Excerpt from a dataset
• • • • • • •

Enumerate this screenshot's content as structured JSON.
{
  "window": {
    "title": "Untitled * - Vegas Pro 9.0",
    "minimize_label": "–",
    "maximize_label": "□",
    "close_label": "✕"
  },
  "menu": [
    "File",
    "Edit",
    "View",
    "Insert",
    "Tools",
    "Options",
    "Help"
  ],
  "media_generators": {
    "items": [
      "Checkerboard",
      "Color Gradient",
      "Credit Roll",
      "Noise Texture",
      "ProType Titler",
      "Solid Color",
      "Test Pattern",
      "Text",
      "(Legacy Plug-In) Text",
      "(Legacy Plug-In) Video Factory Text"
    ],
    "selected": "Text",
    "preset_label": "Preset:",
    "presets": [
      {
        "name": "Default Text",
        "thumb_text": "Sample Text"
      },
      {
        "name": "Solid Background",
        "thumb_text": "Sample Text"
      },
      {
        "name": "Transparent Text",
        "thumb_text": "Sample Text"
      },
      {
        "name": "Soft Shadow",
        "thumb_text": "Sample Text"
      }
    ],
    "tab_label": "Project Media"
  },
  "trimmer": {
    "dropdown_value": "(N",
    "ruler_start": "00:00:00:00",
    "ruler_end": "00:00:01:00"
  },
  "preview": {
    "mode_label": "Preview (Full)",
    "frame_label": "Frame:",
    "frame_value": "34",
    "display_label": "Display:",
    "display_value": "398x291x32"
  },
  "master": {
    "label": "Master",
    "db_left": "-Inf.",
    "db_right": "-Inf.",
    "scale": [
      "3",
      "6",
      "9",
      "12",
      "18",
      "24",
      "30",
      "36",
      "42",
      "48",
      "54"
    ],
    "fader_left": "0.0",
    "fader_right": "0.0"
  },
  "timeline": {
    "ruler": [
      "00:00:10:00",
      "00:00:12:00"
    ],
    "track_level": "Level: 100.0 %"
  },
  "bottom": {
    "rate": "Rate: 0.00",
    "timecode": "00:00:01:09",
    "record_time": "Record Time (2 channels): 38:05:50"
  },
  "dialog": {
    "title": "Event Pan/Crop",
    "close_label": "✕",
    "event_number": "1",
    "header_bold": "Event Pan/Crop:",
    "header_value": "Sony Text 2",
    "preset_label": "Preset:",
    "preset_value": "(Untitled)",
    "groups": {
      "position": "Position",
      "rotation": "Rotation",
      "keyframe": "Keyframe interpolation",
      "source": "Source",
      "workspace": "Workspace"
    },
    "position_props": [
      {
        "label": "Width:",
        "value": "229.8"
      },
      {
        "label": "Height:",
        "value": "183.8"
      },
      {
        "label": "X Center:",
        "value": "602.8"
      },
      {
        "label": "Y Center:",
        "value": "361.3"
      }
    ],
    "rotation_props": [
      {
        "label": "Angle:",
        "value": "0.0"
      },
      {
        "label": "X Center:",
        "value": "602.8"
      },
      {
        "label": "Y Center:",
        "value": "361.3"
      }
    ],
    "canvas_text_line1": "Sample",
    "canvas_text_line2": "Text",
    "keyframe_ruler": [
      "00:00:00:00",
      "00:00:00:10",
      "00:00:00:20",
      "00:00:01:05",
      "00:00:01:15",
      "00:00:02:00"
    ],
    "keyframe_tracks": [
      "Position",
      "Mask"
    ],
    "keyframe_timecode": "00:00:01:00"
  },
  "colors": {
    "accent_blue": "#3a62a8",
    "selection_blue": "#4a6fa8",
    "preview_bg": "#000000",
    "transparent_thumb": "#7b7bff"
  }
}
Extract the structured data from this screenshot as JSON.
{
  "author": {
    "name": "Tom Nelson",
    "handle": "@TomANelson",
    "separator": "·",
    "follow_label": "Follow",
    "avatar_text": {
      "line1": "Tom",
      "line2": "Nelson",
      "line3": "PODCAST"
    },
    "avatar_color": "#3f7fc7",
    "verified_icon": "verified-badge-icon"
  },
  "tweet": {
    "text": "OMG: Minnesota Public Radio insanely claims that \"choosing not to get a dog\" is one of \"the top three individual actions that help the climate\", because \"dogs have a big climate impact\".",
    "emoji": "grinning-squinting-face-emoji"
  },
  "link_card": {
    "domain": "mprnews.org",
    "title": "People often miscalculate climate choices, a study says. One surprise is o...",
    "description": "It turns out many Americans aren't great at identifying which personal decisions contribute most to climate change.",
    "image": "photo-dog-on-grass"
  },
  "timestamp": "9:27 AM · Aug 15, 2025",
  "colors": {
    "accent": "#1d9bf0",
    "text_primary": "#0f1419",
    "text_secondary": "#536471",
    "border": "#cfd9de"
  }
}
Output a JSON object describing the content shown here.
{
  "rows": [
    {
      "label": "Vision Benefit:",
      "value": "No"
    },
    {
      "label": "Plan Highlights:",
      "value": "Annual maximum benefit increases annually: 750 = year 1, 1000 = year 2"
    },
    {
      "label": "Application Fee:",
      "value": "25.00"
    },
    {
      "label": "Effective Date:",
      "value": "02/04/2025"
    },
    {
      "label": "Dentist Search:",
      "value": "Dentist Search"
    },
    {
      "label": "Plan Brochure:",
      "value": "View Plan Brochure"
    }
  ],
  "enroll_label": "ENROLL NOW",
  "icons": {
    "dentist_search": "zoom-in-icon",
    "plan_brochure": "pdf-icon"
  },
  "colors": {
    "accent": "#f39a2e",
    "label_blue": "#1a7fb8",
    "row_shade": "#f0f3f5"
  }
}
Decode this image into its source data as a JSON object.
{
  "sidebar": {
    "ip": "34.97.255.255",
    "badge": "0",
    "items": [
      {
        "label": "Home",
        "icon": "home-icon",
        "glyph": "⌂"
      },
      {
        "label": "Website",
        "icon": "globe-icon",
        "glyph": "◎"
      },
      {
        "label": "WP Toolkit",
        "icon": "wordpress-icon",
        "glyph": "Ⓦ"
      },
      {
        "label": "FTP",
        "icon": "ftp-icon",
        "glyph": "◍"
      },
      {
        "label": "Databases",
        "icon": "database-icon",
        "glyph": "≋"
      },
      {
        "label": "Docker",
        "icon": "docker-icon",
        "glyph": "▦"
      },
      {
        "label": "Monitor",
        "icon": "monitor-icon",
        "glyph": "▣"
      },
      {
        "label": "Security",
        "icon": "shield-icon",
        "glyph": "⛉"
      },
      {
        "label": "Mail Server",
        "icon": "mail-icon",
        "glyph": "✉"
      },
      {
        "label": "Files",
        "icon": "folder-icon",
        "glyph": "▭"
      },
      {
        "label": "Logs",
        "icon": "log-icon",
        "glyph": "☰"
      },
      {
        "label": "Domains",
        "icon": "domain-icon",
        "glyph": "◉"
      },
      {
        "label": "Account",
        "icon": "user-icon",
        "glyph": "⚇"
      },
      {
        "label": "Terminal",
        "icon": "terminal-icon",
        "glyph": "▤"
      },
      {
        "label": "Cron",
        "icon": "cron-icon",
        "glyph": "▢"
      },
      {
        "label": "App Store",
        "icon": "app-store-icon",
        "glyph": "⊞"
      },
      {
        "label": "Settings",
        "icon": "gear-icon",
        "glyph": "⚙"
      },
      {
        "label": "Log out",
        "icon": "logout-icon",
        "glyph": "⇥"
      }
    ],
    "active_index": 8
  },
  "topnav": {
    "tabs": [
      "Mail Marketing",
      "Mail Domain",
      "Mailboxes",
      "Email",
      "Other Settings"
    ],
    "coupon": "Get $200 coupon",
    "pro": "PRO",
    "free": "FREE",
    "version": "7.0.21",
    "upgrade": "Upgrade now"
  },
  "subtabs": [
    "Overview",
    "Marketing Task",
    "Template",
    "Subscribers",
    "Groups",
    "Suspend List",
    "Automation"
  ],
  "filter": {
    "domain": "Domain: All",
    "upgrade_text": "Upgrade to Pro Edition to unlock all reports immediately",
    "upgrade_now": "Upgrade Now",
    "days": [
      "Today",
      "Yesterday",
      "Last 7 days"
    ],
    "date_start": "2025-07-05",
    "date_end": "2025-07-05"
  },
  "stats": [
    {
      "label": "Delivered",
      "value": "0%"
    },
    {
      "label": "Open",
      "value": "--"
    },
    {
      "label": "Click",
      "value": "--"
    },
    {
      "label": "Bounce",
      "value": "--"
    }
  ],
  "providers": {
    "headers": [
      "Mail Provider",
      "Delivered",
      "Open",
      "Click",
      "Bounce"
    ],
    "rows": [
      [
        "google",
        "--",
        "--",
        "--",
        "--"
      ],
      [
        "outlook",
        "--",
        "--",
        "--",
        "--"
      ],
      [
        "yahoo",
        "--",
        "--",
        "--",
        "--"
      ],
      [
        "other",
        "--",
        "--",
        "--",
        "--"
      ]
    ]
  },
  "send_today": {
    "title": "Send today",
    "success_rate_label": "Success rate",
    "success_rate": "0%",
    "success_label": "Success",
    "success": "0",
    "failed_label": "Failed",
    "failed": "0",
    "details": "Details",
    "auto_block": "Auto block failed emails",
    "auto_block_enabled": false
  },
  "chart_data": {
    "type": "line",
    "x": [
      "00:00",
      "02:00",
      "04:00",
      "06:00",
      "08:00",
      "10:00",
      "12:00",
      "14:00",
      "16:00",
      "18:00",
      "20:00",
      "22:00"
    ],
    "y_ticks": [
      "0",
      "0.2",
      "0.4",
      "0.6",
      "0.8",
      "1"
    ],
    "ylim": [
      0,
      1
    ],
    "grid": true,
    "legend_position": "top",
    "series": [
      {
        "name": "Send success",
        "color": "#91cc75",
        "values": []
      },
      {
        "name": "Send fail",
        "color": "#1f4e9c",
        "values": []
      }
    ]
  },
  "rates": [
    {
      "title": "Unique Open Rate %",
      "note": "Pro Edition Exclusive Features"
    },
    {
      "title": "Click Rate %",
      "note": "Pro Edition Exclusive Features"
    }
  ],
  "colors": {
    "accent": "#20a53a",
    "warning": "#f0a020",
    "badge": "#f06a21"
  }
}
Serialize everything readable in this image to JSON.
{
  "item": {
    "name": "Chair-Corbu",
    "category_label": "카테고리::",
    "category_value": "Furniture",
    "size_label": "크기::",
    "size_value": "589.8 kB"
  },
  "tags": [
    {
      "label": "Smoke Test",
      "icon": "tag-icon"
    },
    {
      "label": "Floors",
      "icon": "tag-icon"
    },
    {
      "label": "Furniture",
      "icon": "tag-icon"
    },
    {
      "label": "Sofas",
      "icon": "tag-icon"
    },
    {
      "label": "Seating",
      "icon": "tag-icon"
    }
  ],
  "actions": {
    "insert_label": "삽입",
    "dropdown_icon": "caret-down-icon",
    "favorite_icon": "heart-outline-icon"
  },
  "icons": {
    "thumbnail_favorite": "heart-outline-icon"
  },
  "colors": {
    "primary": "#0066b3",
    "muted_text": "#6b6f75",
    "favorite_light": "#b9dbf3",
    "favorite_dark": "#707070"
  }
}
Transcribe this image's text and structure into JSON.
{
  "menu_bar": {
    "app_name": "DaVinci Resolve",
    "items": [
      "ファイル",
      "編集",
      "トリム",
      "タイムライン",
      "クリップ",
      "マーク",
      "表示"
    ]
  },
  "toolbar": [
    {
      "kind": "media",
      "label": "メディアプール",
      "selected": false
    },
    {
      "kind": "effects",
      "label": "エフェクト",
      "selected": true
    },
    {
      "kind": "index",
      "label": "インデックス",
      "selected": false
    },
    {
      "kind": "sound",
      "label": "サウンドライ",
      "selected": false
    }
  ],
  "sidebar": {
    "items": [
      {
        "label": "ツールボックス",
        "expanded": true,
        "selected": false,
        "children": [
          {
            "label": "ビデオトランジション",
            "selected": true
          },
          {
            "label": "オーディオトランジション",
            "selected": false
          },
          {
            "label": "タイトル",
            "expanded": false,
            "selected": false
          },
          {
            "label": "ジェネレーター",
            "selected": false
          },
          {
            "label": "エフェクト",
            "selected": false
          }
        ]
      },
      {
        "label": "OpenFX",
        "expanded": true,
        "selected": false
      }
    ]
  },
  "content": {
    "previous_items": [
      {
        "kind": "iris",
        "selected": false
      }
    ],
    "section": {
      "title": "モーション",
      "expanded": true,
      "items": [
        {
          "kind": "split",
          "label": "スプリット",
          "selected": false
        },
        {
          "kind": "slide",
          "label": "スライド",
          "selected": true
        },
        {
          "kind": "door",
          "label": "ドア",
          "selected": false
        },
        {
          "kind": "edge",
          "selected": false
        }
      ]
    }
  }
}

• • • • • • •

#### WHAT NEEDS TO BE DONE
In the entries above, count each line holding "into" and report the total and nothing more.

#### RESULT FOR THIS EXERCISE
2